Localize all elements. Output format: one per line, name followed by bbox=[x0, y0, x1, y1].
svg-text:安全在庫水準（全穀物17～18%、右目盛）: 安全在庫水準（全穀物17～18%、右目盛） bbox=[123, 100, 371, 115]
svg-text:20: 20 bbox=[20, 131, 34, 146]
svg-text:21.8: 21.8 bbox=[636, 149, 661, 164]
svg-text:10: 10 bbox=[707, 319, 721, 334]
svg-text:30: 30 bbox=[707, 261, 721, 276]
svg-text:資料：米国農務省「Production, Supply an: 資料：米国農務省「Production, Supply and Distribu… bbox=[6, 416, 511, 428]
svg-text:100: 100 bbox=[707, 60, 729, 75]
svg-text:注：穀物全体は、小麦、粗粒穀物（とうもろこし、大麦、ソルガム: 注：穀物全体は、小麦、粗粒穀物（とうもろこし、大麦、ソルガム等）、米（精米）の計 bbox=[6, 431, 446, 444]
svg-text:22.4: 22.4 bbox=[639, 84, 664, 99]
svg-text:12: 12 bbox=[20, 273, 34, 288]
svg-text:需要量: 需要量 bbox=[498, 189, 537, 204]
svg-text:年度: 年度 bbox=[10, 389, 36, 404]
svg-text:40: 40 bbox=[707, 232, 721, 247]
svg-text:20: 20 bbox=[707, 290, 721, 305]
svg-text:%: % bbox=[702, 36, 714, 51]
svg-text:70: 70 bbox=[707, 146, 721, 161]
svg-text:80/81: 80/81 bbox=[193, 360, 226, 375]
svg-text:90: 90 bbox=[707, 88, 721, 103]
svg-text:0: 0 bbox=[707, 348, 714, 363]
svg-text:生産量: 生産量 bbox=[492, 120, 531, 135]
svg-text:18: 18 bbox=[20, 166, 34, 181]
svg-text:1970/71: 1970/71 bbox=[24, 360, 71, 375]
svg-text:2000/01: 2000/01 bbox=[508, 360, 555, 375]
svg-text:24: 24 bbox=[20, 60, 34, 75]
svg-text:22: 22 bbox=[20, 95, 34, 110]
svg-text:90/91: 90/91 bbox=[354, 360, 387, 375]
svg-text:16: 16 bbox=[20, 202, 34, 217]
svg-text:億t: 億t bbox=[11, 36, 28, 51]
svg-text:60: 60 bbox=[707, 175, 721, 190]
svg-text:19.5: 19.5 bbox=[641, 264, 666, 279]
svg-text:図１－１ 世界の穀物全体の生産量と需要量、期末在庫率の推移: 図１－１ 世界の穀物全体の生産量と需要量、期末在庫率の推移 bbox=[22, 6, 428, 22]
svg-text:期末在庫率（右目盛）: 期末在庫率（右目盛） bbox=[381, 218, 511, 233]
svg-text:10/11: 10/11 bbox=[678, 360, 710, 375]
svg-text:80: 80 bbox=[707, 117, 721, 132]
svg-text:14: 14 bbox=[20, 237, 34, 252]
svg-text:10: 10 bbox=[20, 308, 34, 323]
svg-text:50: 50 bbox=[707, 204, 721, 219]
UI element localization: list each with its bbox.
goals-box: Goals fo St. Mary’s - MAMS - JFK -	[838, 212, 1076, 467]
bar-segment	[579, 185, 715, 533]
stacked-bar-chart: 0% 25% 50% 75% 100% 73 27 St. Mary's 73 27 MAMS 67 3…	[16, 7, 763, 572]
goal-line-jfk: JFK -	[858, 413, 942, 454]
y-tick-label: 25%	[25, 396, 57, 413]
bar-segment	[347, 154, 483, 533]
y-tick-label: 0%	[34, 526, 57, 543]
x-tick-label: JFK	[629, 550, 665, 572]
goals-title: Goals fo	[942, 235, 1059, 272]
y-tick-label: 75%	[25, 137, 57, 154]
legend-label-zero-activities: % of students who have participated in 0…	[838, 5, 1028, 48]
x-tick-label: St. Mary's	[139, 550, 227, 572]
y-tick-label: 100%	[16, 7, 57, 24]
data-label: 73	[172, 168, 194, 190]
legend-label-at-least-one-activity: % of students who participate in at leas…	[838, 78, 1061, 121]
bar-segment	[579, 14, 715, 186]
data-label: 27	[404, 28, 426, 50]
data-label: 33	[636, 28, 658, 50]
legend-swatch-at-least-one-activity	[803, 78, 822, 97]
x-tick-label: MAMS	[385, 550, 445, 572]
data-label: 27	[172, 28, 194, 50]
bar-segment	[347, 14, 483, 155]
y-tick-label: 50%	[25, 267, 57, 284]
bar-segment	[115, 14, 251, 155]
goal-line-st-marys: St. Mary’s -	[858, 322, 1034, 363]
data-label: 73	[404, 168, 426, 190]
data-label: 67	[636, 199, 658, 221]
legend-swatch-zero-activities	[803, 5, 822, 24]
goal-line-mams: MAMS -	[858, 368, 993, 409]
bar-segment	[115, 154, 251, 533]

- _STATED TASK_
Rewrite all of the material above, replacing every occurrence of "data-label" with "value-label" and leaving everything else unchanged.

- _REPLY TO THE EXERCISE_
Localize all elements. Output format: one per line, name followed by bbox=[x0, y0, x1, y1].
svg-text:安全在庫水準（全穀物17～18%、右目盛）: 安全在庫水準（全穀物17～18%、右目盛） bbox=[123, 100, 371, 115]
svg-text:20: 20 bbox=[20, 131, 34, 146]
svg-text:21.8: 21.8 bbox=[636, 149, 661, 164]
svg-text:10: 10 bbox=[707, 319, 721, 334]
svg-text:30: 30 bbox=[707, 261, 721, 276]
svg-text:資料：米国農務省「Production, Supply an: 資料：米国農務省「Production, Supply and Distribu… bbox=[6, 416, 511, 428]
svg-text:100: 100 bbox=[707, 60, 729, 75]
svg-text:注：穀物全体は、小麦、粗粒穀物（とうもろこし、大麦、ソルガム: 注：穀物全体は、小麦、粗粒穀物（とうもろこし、大麦、ソルガム等）、米（精米）の計 bbox=[6, 431, 446, 444]
svg-text:22.4: 22.4 bbox=[639, 84, 664, 99]
svg-text:12: 12 bbox=[20, 273, 34, 288]
svg-text:需要量: 需要量 bbox=[498, 189, 537, 204]
svg-text:年度: 年度 bbox=[10, 389, 36, 404]
svg-text:40: 40 bbox=[707, 232, 721, 247]
svg-text:20: 20 bbox=[707, 290, 721, 305]
svg-text:%: % bbox=[702, 36, 714, 51]
svg-text:70: 70 bbox=[707, 146, 721, 161]
svg-text:80/81: 80/81 bbox=[193, 360, 226, 375]
svg-text:90: 90 bbox=[707, 88, 721, 103]
svg-text:0: 0 bbox=[707, 348, 714, 363]
svg-text:生産量: 生産量 bbox=[492, 120, 531, 135]
svg-text:18: 18 bbox=[20, 166, 34, 181]
svg-text:1970/71: 1970/71 bbox=[24, 360, 71, 375]
svg-text:2000/01: 2000/01 bbox=[508, 360, 555, 375]
svg-text:24: 24 bbox=[20, 60, 34, 75]
svg-text:22: 22 bbox=[20, 95, 34, 110]
svg-text:90/91: 90/91 bbox=[354, 360, 387, 375]
svg-text:16: 16 bbox=[20, 202, 34, 217]
svg-text:億t: 億t bbox=[11, 36, 28, 51]
svg-text:60: 60 bbox=[707, 175, 721, 190]
svg-text:19.5: 19.5 bbox=[641, 264, 666, 279]
svg-text:図１－１ 世界の穀物全体の生産量と需要量、期末在庫率の推移: 図１－１ 世界の穀物全体の生産量と需要量、期末在庫率の推移 bbox=[22, 6, 428, 22]
svg-text:期末在庫率（右目盛）: 期末在庫率（右目盛） bbox=[381, 218, 511, 233]
svg-text:10/11: 10/11 bbox=[678, 360, 710, 375]
svg-text:80: 80 bbox=[707, 117, 721, 132]
svg-text:14: 14 bbox=[20, 237, 34, 252]
svg-text:10: 10 bbox=[20, 308, 34, 323]
svg-text:50: 50 bbox=[707, 204, 721, 219]
UI element localization: list each with its bbox.
goals-box: Goals fo St. Mary’s - MAMS - JFK -	[838, 212, 1076, 467]
bar-segment	[579, 185, 715, 533]
stacked-bar-chart: 0% 25% 50% 75% 100% 73 27 St. Mary's 73 27 MAMS 67 3…	[16, 7, 763, 572]
goal-line-jfk: JFK -	[858, 413, 942, 454]
y-tick-label: 25%	[25, 396, 57, 413]
bar-segment	[347, 154, 483, 533]
y-tick-label: 0%	[34, 526, 57, 543]
x-tick-label: JFK	[629, 550, 665, 572]
goals-title: Goals fo	[942, 235, 1059, 272]
y-tick-label: 75%	[25, 137, 57, 154]
legend-label-zero-activities: % of students who have participated in 0…	[838, 5, 1028, 48]
x-tick-label: St. Mary's	[139, 550, 227, 572]
y-tick-label: 100%	[16, 7, 57, 24]
value-label: 73	[172, 168, 194, 190]
legend-label-at-least-one-activity: % of students who participate in at leas…	[838, 78, 1061, 121]
bar-segment	[579, 14, 715, 186]
value-label: 27	[404, 28, 426, 50]
value-label: 33	[636, 28, 658, 50]
legend-swatch-at-least-one-activity	[803, 78, 822, 97]
x-tick-label: MAMS	[385, 550, 445, 572]
value-label: 27	[172, 28, 194, 50]
bar-segment	[347, 14, 483, 155]
y-tick-label: 50%	[25, 267, 57, 284]
bar-segment	[115, 14, 251, 155]
goal-line-st-marys: St. Mary’s -	[858, 322, 1034, 363]
value-label: 73	[404, 168, 426, 190]
value-label: 67	[636, 199, 658, 221]
legend-swatch-zero-activities	[803, 5, 822, 24]
goal-line-mams: MAMS -	[858, 368, 993, 409]
bar-segment	[115, 154, 251, 533]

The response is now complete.